- GIVEN REQUEST:
Look for "Quintus" in the listing below. Gather each line that contains it.

- SUPPLIED DATA:

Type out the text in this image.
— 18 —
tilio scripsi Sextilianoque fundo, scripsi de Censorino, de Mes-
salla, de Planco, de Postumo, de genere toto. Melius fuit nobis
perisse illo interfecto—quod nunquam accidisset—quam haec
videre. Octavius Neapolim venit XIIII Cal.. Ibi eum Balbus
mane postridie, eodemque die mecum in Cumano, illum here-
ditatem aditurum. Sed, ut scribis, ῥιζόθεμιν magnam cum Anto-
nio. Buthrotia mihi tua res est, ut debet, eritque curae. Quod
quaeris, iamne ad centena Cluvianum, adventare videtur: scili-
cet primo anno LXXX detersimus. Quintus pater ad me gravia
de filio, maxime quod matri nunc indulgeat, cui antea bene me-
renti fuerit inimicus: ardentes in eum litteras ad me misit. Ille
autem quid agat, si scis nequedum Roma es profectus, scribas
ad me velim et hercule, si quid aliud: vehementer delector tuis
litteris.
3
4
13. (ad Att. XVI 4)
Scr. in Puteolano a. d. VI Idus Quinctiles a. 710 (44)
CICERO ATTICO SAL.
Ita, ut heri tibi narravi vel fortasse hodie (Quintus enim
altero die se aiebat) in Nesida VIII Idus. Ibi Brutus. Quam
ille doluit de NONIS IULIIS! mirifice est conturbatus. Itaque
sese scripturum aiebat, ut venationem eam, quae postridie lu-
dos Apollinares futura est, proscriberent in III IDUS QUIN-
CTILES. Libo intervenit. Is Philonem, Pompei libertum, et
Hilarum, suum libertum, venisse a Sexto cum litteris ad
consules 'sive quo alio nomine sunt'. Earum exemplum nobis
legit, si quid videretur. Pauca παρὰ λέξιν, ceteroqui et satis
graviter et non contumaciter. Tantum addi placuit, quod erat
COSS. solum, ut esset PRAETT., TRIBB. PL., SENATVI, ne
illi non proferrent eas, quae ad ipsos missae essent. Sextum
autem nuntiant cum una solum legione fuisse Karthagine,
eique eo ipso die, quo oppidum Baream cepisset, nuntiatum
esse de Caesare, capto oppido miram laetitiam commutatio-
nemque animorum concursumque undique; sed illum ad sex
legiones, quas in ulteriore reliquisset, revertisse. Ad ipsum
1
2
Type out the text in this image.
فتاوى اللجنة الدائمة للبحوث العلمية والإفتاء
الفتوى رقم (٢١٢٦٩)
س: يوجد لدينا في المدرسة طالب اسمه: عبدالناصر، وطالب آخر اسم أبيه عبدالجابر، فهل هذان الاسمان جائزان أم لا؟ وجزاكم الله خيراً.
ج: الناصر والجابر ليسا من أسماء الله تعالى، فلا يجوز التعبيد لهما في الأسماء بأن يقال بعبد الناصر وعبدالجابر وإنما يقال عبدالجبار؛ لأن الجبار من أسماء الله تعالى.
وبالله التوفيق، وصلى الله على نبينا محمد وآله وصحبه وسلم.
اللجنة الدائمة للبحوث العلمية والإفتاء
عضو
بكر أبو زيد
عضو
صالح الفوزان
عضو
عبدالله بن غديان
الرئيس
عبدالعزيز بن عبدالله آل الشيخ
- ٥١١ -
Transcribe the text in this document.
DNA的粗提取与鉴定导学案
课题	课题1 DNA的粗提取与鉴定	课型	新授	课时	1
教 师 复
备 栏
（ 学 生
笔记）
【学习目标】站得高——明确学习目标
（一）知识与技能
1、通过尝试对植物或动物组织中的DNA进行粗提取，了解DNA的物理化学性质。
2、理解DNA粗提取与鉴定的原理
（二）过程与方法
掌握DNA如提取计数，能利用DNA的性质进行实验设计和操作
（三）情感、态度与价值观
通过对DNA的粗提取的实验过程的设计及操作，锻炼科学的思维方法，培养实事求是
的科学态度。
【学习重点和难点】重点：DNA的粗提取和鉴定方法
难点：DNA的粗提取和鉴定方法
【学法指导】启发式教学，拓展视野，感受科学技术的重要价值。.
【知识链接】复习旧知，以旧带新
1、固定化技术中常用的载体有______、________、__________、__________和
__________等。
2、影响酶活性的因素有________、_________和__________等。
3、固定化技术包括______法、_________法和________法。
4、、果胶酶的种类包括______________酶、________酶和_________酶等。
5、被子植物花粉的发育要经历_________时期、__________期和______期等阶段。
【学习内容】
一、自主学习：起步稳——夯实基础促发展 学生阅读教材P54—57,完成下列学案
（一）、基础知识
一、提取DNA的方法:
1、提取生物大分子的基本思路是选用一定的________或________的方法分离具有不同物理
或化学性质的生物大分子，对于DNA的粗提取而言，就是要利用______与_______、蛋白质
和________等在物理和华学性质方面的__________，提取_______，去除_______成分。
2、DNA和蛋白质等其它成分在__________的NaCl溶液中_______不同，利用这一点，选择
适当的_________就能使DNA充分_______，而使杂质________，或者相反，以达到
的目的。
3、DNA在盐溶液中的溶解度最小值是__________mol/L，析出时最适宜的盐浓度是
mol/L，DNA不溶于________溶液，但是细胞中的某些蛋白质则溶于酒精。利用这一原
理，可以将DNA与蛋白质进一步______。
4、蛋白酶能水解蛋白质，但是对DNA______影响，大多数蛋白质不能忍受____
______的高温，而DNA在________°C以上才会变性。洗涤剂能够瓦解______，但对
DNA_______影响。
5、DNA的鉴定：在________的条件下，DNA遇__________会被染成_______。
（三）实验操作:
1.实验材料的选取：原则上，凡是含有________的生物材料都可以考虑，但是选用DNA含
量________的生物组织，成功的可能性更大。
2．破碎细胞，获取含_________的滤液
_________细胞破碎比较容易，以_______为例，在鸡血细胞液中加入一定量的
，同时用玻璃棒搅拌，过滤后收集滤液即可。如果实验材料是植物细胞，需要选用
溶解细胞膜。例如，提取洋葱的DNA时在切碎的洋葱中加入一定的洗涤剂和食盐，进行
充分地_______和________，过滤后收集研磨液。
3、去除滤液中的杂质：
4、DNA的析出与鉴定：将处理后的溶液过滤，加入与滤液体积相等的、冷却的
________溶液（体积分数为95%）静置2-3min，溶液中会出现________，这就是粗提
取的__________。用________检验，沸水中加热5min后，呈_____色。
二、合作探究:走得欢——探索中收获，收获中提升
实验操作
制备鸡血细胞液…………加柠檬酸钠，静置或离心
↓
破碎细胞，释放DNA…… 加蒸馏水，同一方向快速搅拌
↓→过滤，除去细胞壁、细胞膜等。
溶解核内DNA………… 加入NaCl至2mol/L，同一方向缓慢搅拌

- WRITTEN RESPONSE:
cet primo anno LXXX detersimus. Quintus pater ad me gravia
Ita, ut heri tibi narravi vel fortasse hodie (Quintus enim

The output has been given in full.